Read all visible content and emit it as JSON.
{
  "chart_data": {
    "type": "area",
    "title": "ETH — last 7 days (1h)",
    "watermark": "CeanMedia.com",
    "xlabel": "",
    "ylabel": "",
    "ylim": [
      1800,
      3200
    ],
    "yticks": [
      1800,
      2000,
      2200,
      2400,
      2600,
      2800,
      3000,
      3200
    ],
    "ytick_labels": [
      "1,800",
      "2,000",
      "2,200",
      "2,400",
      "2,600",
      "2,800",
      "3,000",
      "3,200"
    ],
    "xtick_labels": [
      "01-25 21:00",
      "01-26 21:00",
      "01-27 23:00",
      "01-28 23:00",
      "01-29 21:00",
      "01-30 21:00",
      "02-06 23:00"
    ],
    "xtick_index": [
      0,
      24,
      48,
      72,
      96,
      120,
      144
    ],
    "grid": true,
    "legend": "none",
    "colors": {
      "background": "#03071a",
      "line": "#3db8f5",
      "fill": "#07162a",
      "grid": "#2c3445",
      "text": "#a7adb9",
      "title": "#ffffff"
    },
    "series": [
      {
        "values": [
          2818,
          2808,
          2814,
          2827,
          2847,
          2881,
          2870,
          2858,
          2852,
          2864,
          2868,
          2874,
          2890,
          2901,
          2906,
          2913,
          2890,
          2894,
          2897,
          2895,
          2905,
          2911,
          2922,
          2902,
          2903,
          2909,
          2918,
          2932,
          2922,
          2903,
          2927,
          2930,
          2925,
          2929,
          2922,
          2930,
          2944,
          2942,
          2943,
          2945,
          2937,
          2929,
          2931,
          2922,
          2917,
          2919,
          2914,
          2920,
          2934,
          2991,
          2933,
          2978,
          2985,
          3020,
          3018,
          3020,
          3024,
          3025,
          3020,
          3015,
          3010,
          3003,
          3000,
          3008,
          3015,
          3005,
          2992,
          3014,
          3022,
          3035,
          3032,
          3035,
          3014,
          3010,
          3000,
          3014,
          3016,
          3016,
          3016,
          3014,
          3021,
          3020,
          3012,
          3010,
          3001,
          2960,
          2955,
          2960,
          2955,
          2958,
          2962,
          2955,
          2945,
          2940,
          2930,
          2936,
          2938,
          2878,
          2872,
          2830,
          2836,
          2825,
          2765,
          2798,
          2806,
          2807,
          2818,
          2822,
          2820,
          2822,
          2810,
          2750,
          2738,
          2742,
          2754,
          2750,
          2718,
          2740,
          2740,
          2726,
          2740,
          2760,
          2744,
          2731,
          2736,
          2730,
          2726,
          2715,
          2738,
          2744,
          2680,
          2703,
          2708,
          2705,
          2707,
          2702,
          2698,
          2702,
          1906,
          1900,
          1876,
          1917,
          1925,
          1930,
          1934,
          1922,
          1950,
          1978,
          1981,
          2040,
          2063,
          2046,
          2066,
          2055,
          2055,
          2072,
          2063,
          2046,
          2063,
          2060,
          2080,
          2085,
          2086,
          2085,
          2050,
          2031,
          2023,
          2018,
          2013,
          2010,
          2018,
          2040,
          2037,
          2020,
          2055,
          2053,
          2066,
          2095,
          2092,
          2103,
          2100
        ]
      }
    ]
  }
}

··········

- EXERCISE PROMPT
Make an exact copy of the data above.

- ANSWER TO THE EXERCISE
Read all visible content and emit it as JSON.
{
  "chart_data": {
    "type": "area",
    "title": "ETH — last 7 days (1h)",
    "watermark": "CeanMedia.com",
    "xlabel": "",
    "ylabel": "",
    "ylim": [
      1800,
      3200
    ],
    "yticks": [
      1800,
      2000,
      2200,
      2400,
      2600,
      2800,
      3000,
      3200
    ],
    "ytick_labels": [
      "1,800",
      "2,000",
      "2,200",
      "2,400",
      "2,600",
      "2,800",
      "3,000",
      "3,200"
    ],
    "xtick_labels": [
      "01-25 21:00",
      "01-26 21:00",
      "01-27 23:00",
      "01-28 23:00",
      "01-29 21:00",
      "01-30 21:00",
      "02-06 23:00"
    ],
    "xtick_index": [
      0,
      24,
      48,
      72,
      96,
      120,
      144
    ],
    "grid": true,
    "legend": "none",
    "colors": {
      "background": "#03071a",
      "line": "#3db8f5",
      "fill": "#07162a",
      "grid": "#2c3445",
      "text": "#a7adb9",
      "title": "#ffffff"
    },
    "series": [
      {
        "values": [
          2818,
          2808,
          2814,
          2827,
          2847,
          2881,
          2870,
          2858,
          2852,
          2864,
          2868,
          2874,
          2890,
          2901,
          2906,
          2913,
          2890,
          2894,
          2897,
          2895,
          2905,
          2911,
          2922,
          2902,
          2903,
          2909,
          2918,
          2932,
          2922,
          2903,
          2927,
          2930,
          2925,
          2929,
          2922,
          2930,
          2944,
          2942,
          2943,
          2945,
          2937,
          2929,
          2931,
          2922,
          2917,
          2919,
          2914,
          2920,
          2934,
          2991,
          2933,
          2978,
          2985,
          3020,
          3018,
          3020,
          3024,
          3025,
          3020,
          3015,
          3010,
          3003,
          3000,
          3008,
          3015,
          3005,
          2992,
          3014,
          3022,
          3035,
          3032,
          3035,
          3014,
          3010,
          3000,
          3014,
          3016,
          3016,
          3016,
          3014,
          3021,
          3020,
          3012,
          3010,
          3001,
          2960,
          2955,
          2960,
          2955,
          2958,
          2962,
          2955,
          2945,
          2940,
          2930,
          2936,
          2938,
          2878,
          2872,
          2830,
          2836,
          2825,
          2765,
          2798,
          2806,
          2807,
          2818,
          2822,
          2820,
          2822,
          2810,
          2750,
          2738,
          2742,
          2754,
          2750,
          2718,
          2740,
          2740,
          2726,
          2740,
          2760,
          2744,
          2731,
          2736,
          2730,
          2726,
          2715,
          2738,
          2744,
          2680,
          2703,
          2708,
          2705,
          2707,
          2702,
          2698,
          2702,
          1906,
          1900,
          1876,
          1917,
          1925,
          1930,
          1934,
          1922,
          1950,
          1978,
          1981,
          2040,
          2063,
          2046,
          2066,
          2055,
          2055,
          2072,
          2063,
          2046,
          2063,
          2060,
          2080,
          2085,
          2086,
          2085,
          2050,
          2031,
          2023,
          2018,
          2013,
          2010,
          2018,
          2040,
          2037,
          2020,
          2055,
          2053,
          2066,
          2095,
          2092,
          2103,
          2100
        ]
      }
    ]
  }
}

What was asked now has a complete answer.